# START OF Excerpted data

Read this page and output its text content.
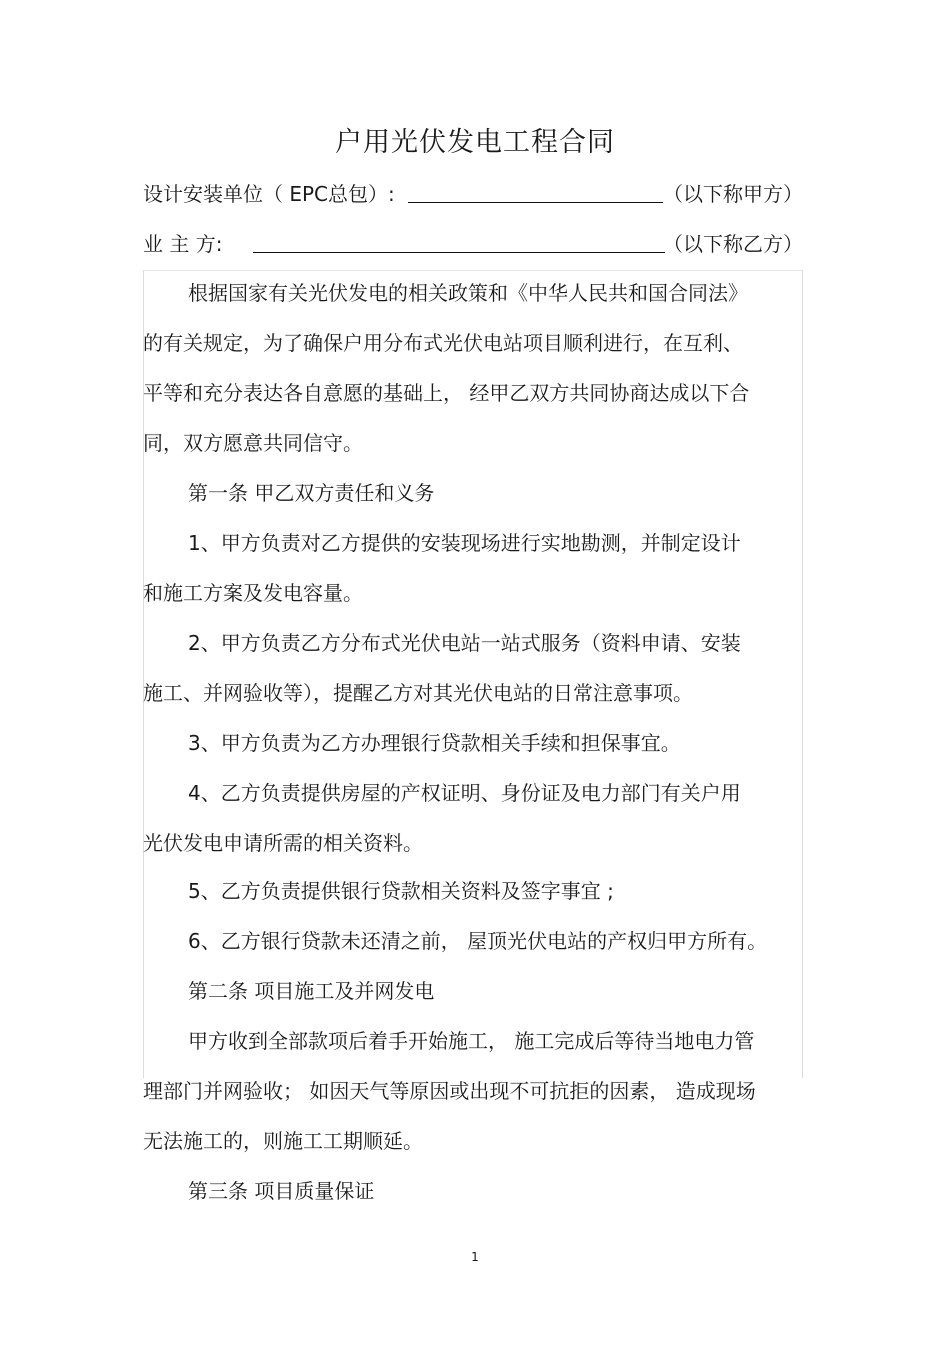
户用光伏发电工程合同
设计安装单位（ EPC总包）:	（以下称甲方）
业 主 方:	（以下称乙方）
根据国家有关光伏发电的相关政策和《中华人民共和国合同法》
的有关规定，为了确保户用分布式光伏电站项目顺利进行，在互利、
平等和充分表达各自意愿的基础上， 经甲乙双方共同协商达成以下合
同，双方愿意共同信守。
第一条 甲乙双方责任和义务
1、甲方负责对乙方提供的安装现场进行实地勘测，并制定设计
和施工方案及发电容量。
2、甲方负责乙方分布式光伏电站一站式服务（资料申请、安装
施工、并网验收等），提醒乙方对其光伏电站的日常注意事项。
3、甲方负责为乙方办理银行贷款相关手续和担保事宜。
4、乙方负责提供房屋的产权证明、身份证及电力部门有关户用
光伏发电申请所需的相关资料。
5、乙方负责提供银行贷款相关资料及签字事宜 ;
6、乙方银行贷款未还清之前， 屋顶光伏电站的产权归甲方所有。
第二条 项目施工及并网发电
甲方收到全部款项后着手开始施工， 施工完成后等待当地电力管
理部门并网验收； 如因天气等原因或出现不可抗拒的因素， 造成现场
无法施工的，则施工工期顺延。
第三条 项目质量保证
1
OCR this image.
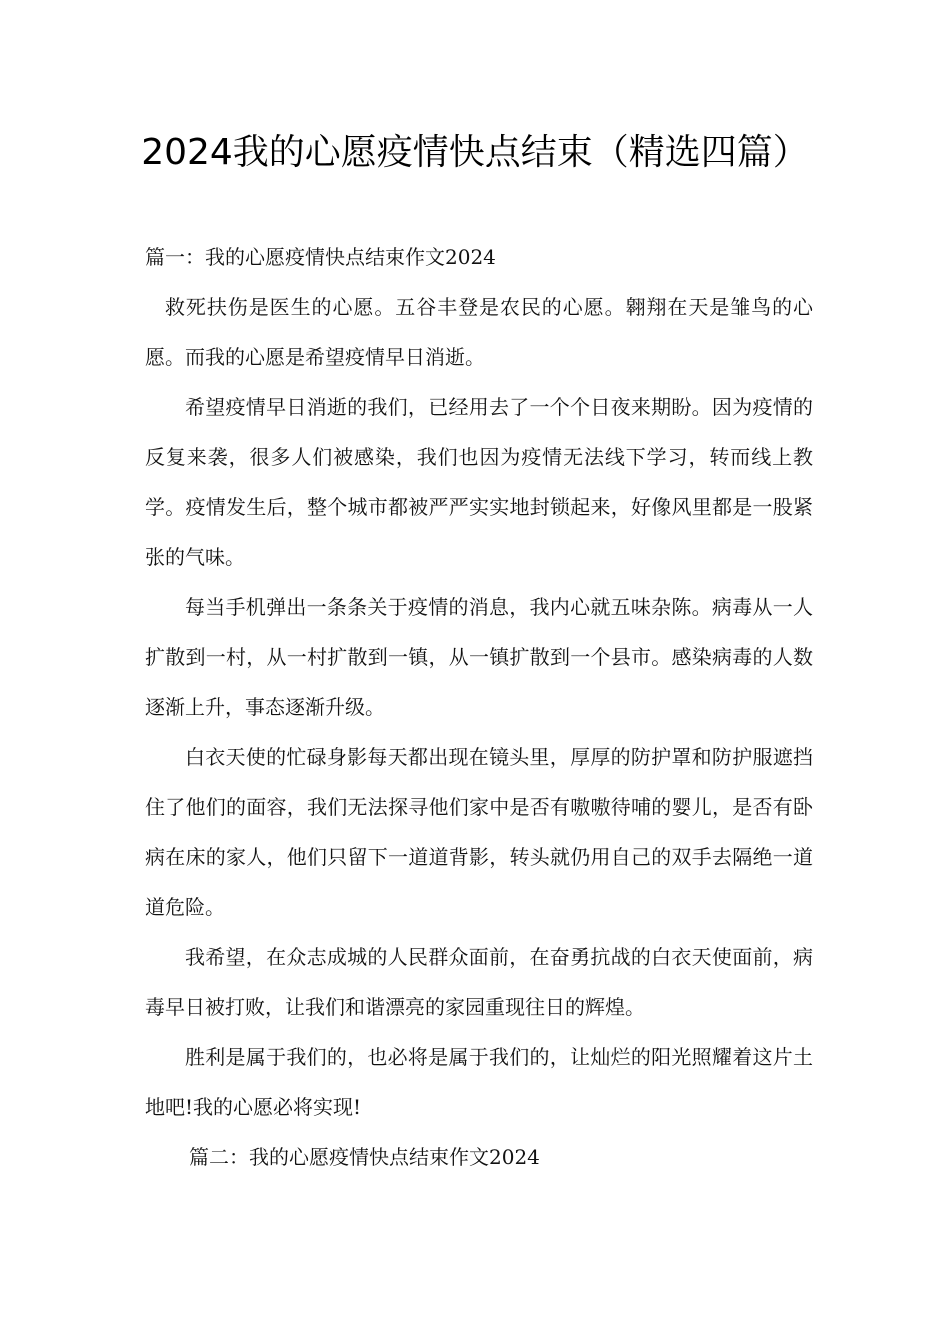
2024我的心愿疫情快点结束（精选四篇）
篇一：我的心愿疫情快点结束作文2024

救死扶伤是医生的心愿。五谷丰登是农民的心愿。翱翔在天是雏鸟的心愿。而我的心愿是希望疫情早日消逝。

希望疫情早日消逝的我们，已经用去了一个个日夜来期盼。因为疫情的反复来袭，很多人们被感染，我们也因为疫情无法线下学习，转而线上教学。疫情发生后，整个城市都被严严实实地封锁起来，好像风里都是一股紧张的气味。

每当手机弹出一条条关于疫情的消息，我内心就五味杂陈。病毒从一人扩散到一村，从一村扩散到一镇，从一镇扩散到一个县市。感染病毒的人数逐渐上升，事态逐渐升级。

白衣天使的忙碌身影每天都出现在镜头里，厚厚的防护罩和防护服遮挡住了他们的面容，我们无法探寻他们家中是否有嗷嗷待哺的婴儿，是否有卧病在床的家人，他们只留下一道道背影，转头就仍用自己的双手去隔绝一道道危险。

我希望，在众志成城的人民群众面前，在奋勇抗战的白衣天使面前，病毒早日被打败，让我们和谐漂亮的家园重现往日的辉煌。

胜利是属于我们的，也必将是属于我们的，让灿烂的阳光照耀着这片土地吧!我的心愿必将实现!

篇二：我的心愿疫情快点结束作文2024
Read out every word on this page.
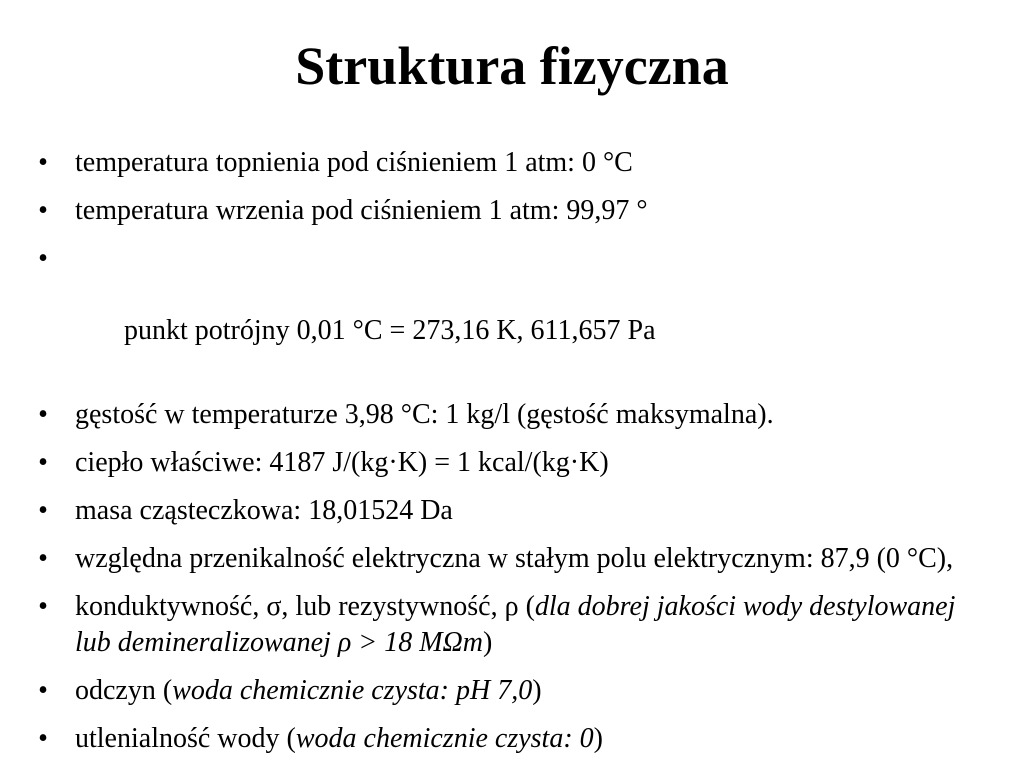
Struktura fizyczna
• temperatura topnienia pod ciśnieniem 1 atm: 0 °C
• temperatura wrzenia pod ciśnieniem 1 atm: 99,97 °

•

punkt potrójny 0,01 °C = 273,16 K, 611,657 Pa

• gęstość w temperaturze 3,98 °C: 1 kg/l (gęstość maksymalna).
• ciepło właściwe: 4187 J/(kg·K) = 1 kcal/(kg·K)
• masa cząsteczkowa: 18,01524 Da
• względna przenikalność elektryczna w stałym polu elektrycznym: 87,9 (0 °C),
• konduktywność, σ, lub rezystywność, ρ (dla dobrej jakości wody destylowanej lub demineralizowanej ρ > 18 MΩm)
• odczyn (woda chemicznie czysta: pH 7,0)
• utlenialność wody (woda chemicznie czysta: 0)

# END OF Excerpted data

• _Your task_: Take every line from the data that contains the word "temperatura".

• _Solved exercise_:
• temperatura topnienia pod ciśnieniem 1 atm: 0 °C
• temperatura wrzenia pod ciśnieniem 1 atm: 99,97 °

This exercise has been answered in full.